(JOB): Copy the data precisely, character for character, and leave out every picture.
-------- STORED ROWS
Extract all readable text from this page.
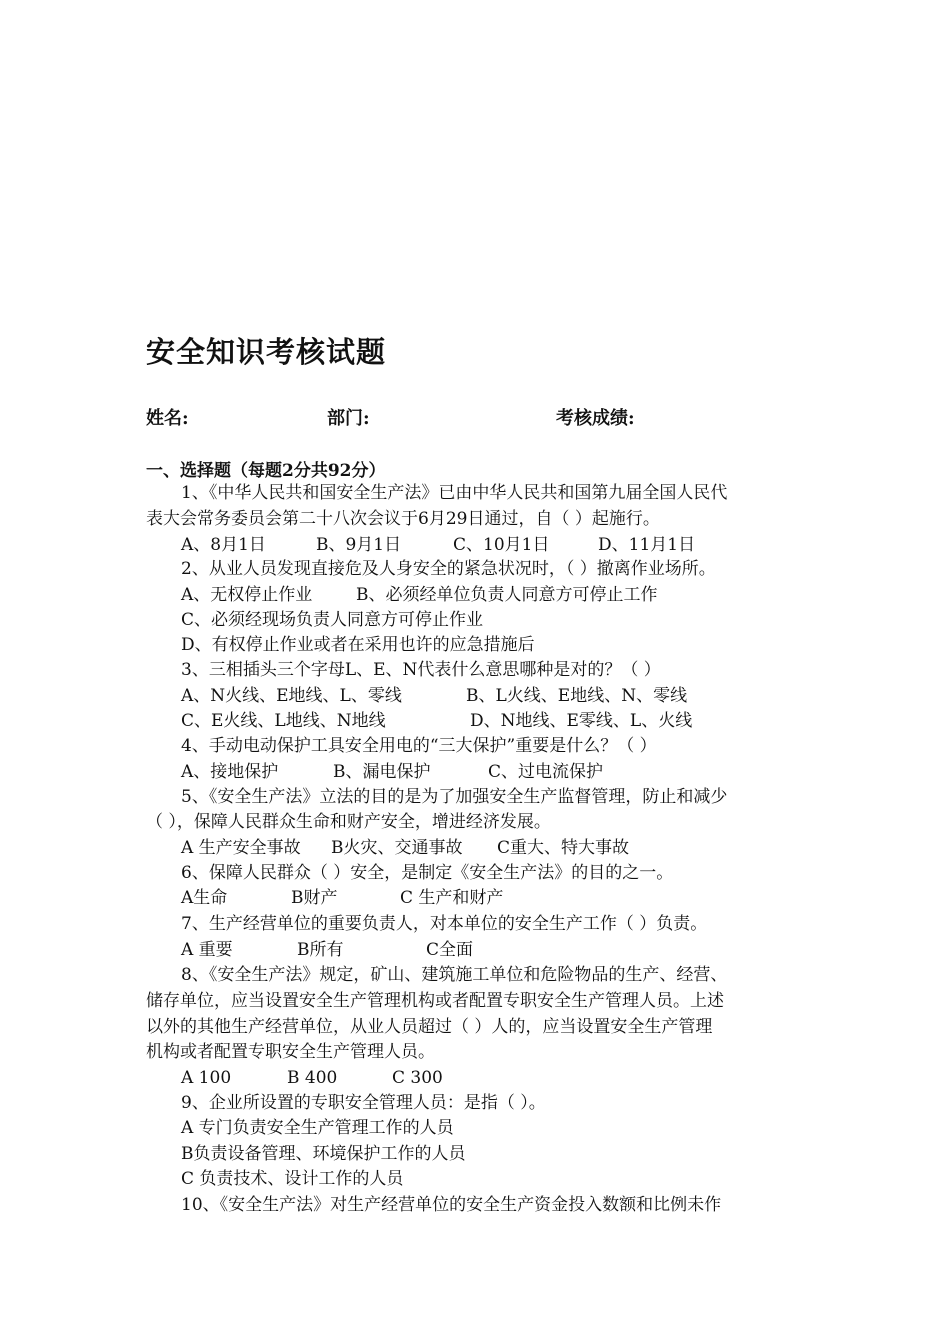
安全知识考核试题
姓名:	部门:	考核成绩:
一、选择题（每题2分共92分）
1、《中华人民共和国安全生产法》已由中华人民共和国第九届全国人民代
表大会常务委员会第二十八次会议于6月29日通过，自（ ）起施行。
A、8月1日	B、9月1日	C、10月1日	D、11月1日
2、从业人员发现直接危及人身安全的紧急状况时，（ ）撤离作业场所。
A、无权停止作业	B、必须经单位负责人同意方可停止工作
C、必须经现场负责人同意方可停止作业
D、有权停止作业或者在采用也许的应急措施后
3、三相插头三个字母L、E、N代表什么意思哪种是对的？（ ）
A、N火线、E地线、L、零线	B、L火线、E地线、N、零线
C、E火线、L地线、N地线	D、N地线、E零线、L、火线
4、手动电动保护工具安全用电的“三大保护”重要是什么？（ ）
A、接地保护	B、漏电保护	C、过电流保护
5、《安全生产法》立法的目的是为了加强安全生产监督管理，防止和减少
（ ），保障人民群众生命和财产安全，增进经济发展。
A 生产安全事故 B火灾、交通事故 C重大、特大事故
6、保障人民群众（ ）安全，是制定《安全生产法》的目的之一。
A生命	B财产	C 生产和财产
7、生产经营单位的重要负责人，对本单位的安全生产工作（ ）负责。
A 重要	B所有	C全面
8、《安全生产法》规定，矿山、建筑施工单位和危险物品的生产、经营、
储存单位，应当设置安全生产管理机构或者配置专职安全生产管理人员。上述
以外的其他生产经营单位，从业人员超过（ ）人的，应当设置安全生产管理
机构或者配置专职安全生产管理人员。
A 100	B 400	C 300
9、企业所设置的专职安全管理人员：是指（ ）。
A 专门负责安全生产管理工作的人员
B负责设备管理、环境保护工作的人员
C 负责技术、设计工作的人员
10、《安全生产法》对生产经营单位的安全生产资金投入数额和比例未作
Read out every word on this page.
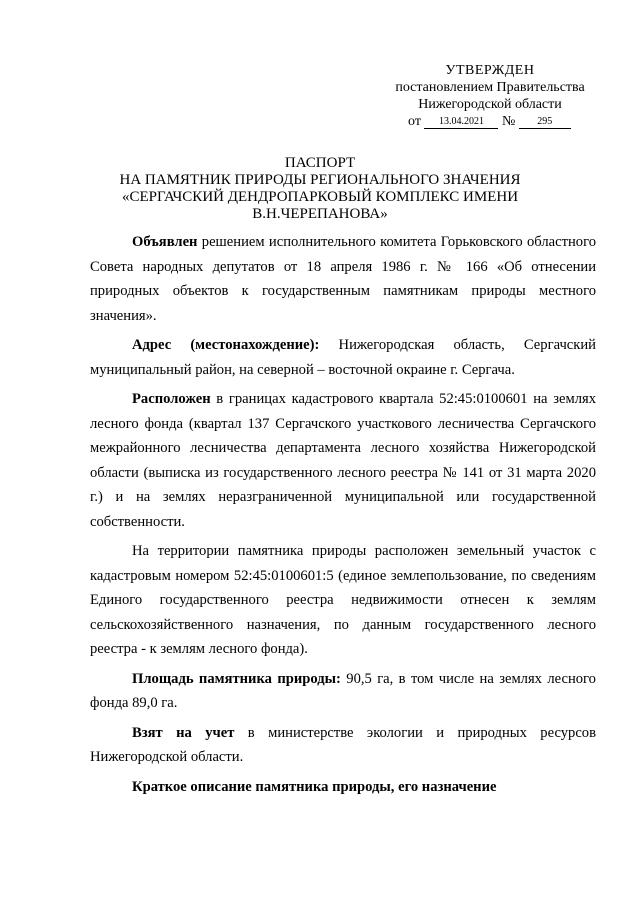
УТВЕРЖДЕН
постановлением Правительства
Нижегородской области
от 13.04.2021 № 295
ПАСПОРТ
НА ПАМЯТНИК ПРИРОДЫ РЕГИОНАЛЬНОГО ЗНАЧЕНИЯ
«СЕРГАЧСКИЙ ДЕНДРОПАРКОВЫЙ КОМПЛЕКС ИМЕНИ
В.Н.ЧЕРЕПАНОВА»

Объявлен решением исполнительного комитета Горьковского областного Совета народных депутатов от 18 апреля 1986 г. № 166 «Об отнесении природных объектов к государственным памятникам природы местного значения».

Адрес (местонахождение): Нижегородская область, Сергачский муниципальный район, на северной – восточной окраине г. Сергача.

Расположен в границах кадастрового квартала 52:45:0100601 на землях лесного фонда (квартал 137 Сергачского участкового лесничества Сергачского межрайонного лесничества департамента лесного хозяйства Нижегородской области (выписка из государственного лесного реестра № 141 от 31 марта 2020 г.) и на землях неразграниченной муниципальной или государственной собственности.

На территории памятника природы расположен земельный участок с кадастровым номером 52:45:0100601:5 (единое землепользование, по сведениям Единого государственного реестра недвижимости отнесен к землям сельскохозяйственного назначения, по данным государственного лесного реестра - к землям лесного фонда).

Площадь памятника природы: 90,5 га, в том числе на землях лесного фонда 89,0 га.

Взят на учет в министерстве экологии и природных ресурсов Нижегородской области.

Краткое описание памятника природы, его назначение
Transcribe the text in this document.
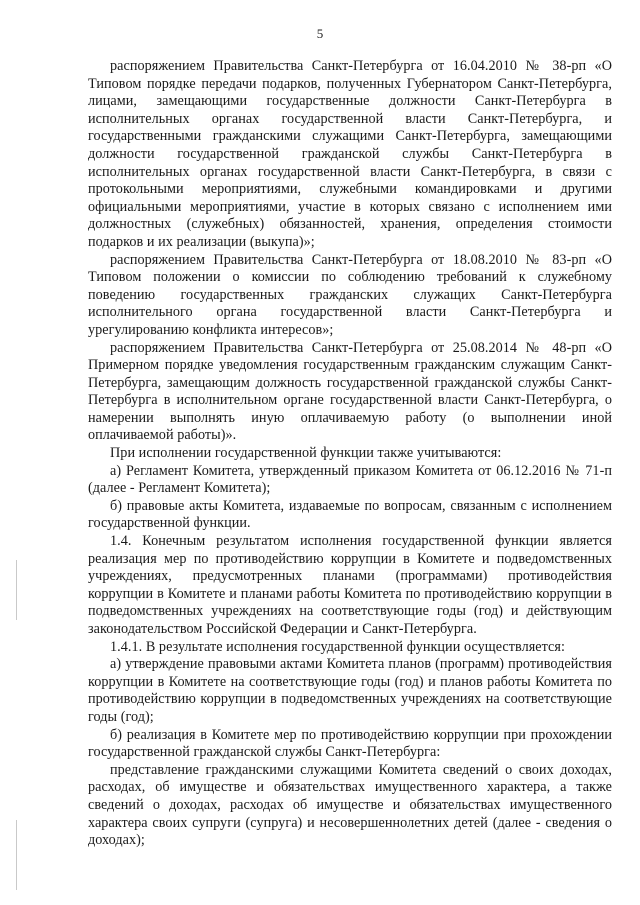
5

распоряжением Правительства Санкт-Петербурга от 16.04.2010 № 38-рп «О Типовом порядке передачи подарков, полученных Губернатором Санкт-Петербурга, лицами, замещающими государственные должности Санкт-Петербурга в исполнительных органах государственной власти Санкт-Петербурга, и государственными гражданскими служащими Санкт-Петербурга, замещающими должности государственной гражданской службы Санкт-Петербурга в исполнительных органах государственной власти Санкт-Петербурга, в связи с протокольными мероприятиями, служебными командировками и другими официальными мероприятиями, участие в которых связано с исполнением ими должностных (служебных) обязанностей, хранения, определения стоимости подарков и их реализации (выкупа)»;

распоряжением Правительства Санкт-Петербурга от 18.08.2010 № 83-рп «О Типовом положении о комиссии по соблюдению требований к служебному поведению государственных гражданских служащих Санкт-Петербурга исполнительного органа государственной власти Санкт-Петербурга и урегулированию конфликта интересов»;

распоряжением Правительства Санкт-Петербурга от 25.08.2014 № 48-рп «О Примерном порядке уведомления государственным гражданским служащим Санкт-Петербурга, замещающим должность государственной гражданской службы Санкт-Петербурга в исполнительном органе государственной власти Санкт-Петербурга, о намерении выполнять иную оплачиваемую работу (о выполнении иной оплачиваемой работы)».

При исполнении государственной функции также учитываются:

а) Регламент Комитета, утвержденный приказом Комитета от 06.12.2016 № 71-п (далее - Регламент Комитета);

б) правовые акты Комитета, издаваемые по вопросам, связанным с исполнением государственной функции.

1.4. Конечным результатом исполнения государственной функции является реализация мер по противодействию коррупции в Комитете и подведомственных учреждениях, предусмотренных планами (программами) противодействия коррупции в Комитете и планами работы Комитета по противодействию коррупции в подведомственных учреждениях на соответствующие годы (год) и действующим законодательством Российской Федерации и Санкт-Петербурга.

1.4.1. В результате исполнения государственной функции осуществляется:

а) утверждение правовыми актами Комитета планов (программ) противодействия коррупции в Комитете на соответствующие годы (год) и планов работы Комитета по противодействию коррупции в подведомственных учреждениях на соответствующие годы (год);

б) реализация в Комитете мер по противодействию коррупции при прохождении государственной гражданской службы Санкт-Петербурга:

представление гражданскими служащими Комитета сведений о своих доходах, расходах, об имуществе и обязательствах имущественного характера, а также сведений о доходах, расходах об имуществе и обязательствах имущественного характера своих супруги (супруга) и несовершеннолетних детей (далее - сведения о доходах);
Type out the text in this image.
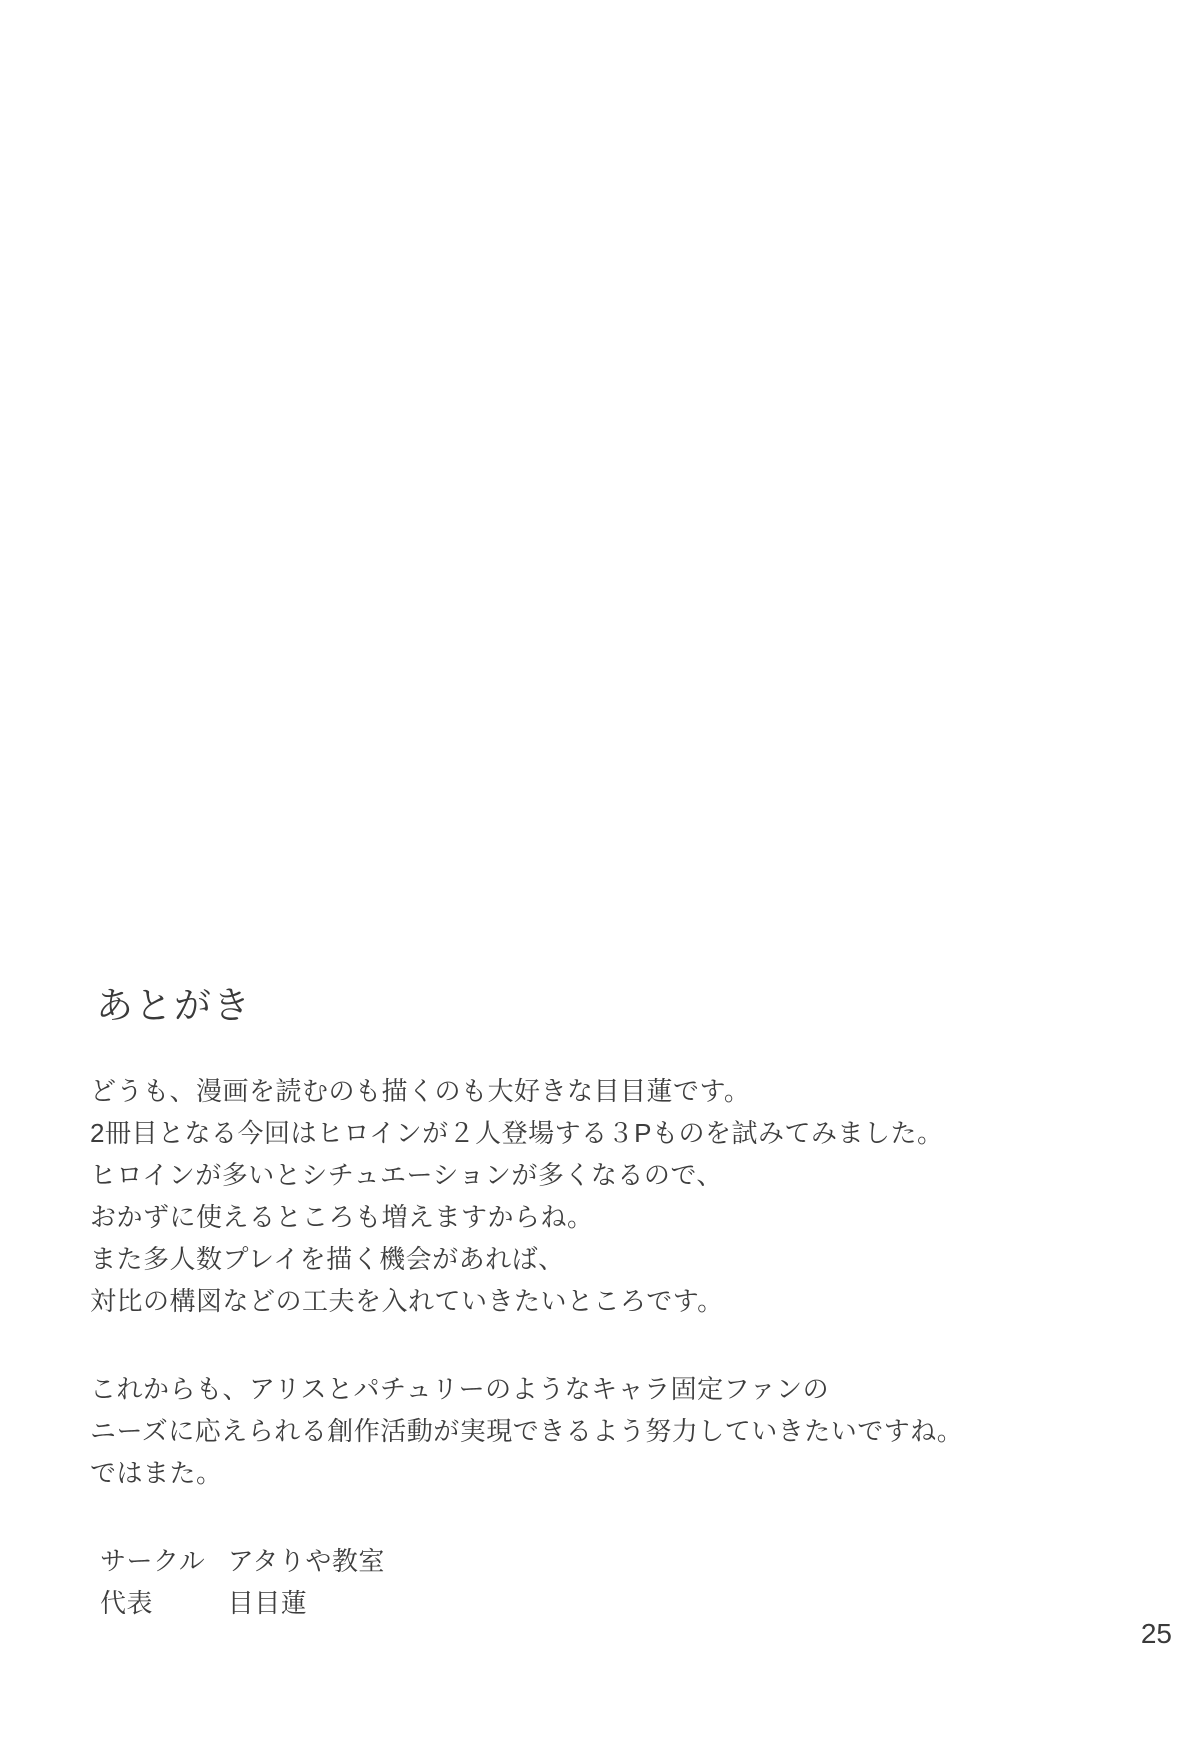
あとがき

どうも、漫画を読むのも描くのも大好きな目目蓮です。

2冊目となる今回はヒロインが２人登場する３Pものを試みてみました。

ヒロインが多いとシチュエーションが多くなるので、

おかずに使えるところも増えますからね。

また多人数プレイを描く機会があれば、

対比の構図などの工夫を入れていきたいところです。

これからも、アリスとパチュリーのようなキャラ固定ファンの

ニーズに応えられる創作活動が実現できるよう努力していきたいですね。

ではまた。

サークル アタりや教室
代表	目目蓮
25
----------------
(FULL SOLUTION):
Extract all readable text from this page.
安全知识考核试题
姓名:	部门:	考核成绩:
一、选择题（每题2分共92分）
1、《中华人民共和国安全生产法》已由中华人民共和国第九届全国人民代
表大会常务委员会第二十八次会议于6月29日通过，自（ ）起施行。
A、8月1日	B、9月1日	C、10月1日	D、11月1日
2、从业人员发现直接危及人身安全的紧急状况时，（ ）撤离作业场所。
A、无权停止作业	B、必须经单位负责人同意方可停止工作
C、必须经现场负责人同意方可停止作业
D、有权停止作业或者在采用也许的应急措施后
3、三相插头三个字母L、E、N代表什么意思哪种是对的？（ ）
A、N火线、E地线、L、零线	B、L火线、E地线、N、零线
C、E火线、L地线、N地线	D、N地线、E零线、L、火线
4、手动电动保护工具安全用电的“三大保护”重要是什么？（ ）
A、接地保护	B、漏电保护	C、过电流保护
5、《安全生产法》立法的目的是为了加强安全生产监督管理，防止和减少
（ ），保障人民群众生命和财产安全，增进经济发展。
A 生产安全事故 B火灾、交通事故 C重大、特大事故
6、保障人民群众（ ）安全，是制定《安全生产法》的目的之一。
A生命	B财产	C 生产和财产
7、生产经营单位的重要负责人，对本单位的安全生产工作（ ）负责。
A 重要	B所有	C全面
8、《安全生产法》规定，矿山、建筑施工单位和危险物品的生产、经营、
储存单位，应当设置安全生产管理机构或者配置专职安全生产管理人员。上述
以外的其他生产经营单位，从业人员超过（ ）人的，应当设置安全生产管理
机构或者配置专职安全生产管理人员。
A 100	B 400	C 300
9、企业所设置的专职安全管理人员：是指（ ）。
A 专门负责安全生产管理工作的人员
B负责设备管理、环境保护工作的人员
C 负责技术、设计工作的人员
10、《安全生产法》对生产经营单位的安全生产资金投入数额和比例未作
Read out every word on this page.
УТВЕРЖДЕН
постановлением Правительства
Нижегородской области
от 13.04.2021 № 295
ПАСПОРТ
НА ПАМЯТНИК ПРИРОДЫ РЕГИОНАЛЬНОГО ЗНАЧЕНИЯ
«СЕРГАЧСКИЙ ДЕНДРОПАРКОВЫЙ КОМПЛЕКС ИМЕНИ
В.Н.ЧЕРЕПАНОВА»

Объявлен решением исполнительного комитета Горьковского областного Совета народных депутатов от 18 апреля 1986 г. № 166 «Об отнесении природных объектов к государственным памятникам природы местного значения».

Адрес (местонахождение): Нижегородская область, Сергачский муниципальный район, на северной – восточной окраине г. Сергача.

Расположен в границах кадастрового квартала 52:45:0100601 на землях лесного фонда (квартал 137 Сергачского участкового лесничества Сергачского межрайонного лесничества департамента лесного хозяйства Нижегородской области (выписка из государственного лесного реестра № 141 от 31 марта 2020 г.) и на землях неразграниченной муниципальной или государственной собственности.

На территории памятника природы расположен земельный участок с кадастровым номером 52:45:0100601:5 (единое землепользование, по сведениям Единого государственного реестра недвижимости отнесен к землям сельскохозяйственного назначения, по данным государственного лесного реестра - к землям лесного фонда).

Площадь памятника природы: 90,5 га, в том числе на землях лесного фонда 89,0 га.

Взят на учет в министерстве экологии и природных ресурсов Нижегородской области.

Краткое описание памятника природы, его назначение
Transcribe the text in this document.
5

распоряжением Правительства Санкт-Петербурга от 16.04.2010 № 38-рп «О Типовом порядке передачи подарков, полученных Губернатором Санкт-Петербурга, лицами, замещающими государственные должности Санкт-Петербурга в исполнительных органах государственной власти Санкт-Петербурга, и государственными гражданскими служащими Санкт-Петербурга, замещающими должности государственной гражданской службы Санкт-Петербурга в исполнительных органах государственной власти Санкт-Петербурга, в связи с протокольными мероприятиями, служебными командировками и другими официальными мероприятиями, участие в которых связано с исполнением ими должностных (служебных) обязанностей, хранения, определения стоимости подарков и их реализации (выкупа)»;

распоряжением Правительства Санкт-Петербурга от 18.08.2010 № 83-рп «О Типовом положении о комиссии по соблюдению требований к служебному поведению государственных гражданских служащих Санкт-Петербурга исполнительного органа государственной власти Санкт-Петербурга и урегулированию конфликта интересов»;

распоряжением Правительства Санкт-Петербурга от 25.08.2014 № 48-рп «О Примерном порядке уведомления государственным гражданским служащим Санкт-Петербурга, замещающим должность государственной гражданской службы Санкт-Петербурга в исполнительном органе государственной власти Санкт-Петербурга, о намерении выполнять иную оплачиваемую работу (о выполнении иной оплачиваемой работы)».

При исполнении государственной функции также учитываются:

а) Регламент Комитета, утвержденный приказом Комитета от 06.12.2016 № 71-п (далее - Регламент Комитета);

б) правовые акты Комитета, издаваемые по вопросам, связанным с исполнением государственной функции.

1.4. Конечным результатом исполнения государственной функции является реализация мер по противодействию коррупции в Комитете и подведомственных учреждениях, предусмотренных планами (программами) противодействия коррупции в Комитете и планами работы Комитета по противодействию коррупции в подведомственных учреждениях на соответствующие годы (год) и действующим законодательством Российской Федерации и Санкт-Петербурга.

1.4.1. В результате исполнения государственной функции осуществляется:

а) утверждение правовыми актами Комитета планов (программ) противодействия коррупции в Комитете на соответствующие годы (год) и планов работы Комитета по противодействию коррупции в подведомственных учреждениях на соответствующие годы (год);

б) реализация в Комитете мер по противодействию коррупции при прохождении государственной гражданской службы Санкт-Петербурга:

представление гражданскими служащими Комитета сведений о своих доходах, расходах, об имуществе и обязательствах имущественного характера, а также сведений о доходах, расходах об имуществе и обязательствах имущественного характера своих супруги (супруга) и несовершеннолетних детей (далее - сведения о доходах);
Type out the text in this image.
あとがき

どうも、漫画を読むのも描くのも大好きな目目蓮です。

2冊目となる今回はヒロインが２人登場する３Pものを試みてみました。

ヒロインが多いとシチュエーションが多くなるので、

おかずに使えるところも増えますからね。

また多人数プレイを描く機会があれば、

対比の構図などの工夫を入れていきたいところです。

これからも、アリスとパチュリーのようなキャラ固定ファンの

ニーズに応えられる創作活動が実現できるよう努力していきたいですね。

ではまた。

サークル アタりや教室
代表	目目蓮
25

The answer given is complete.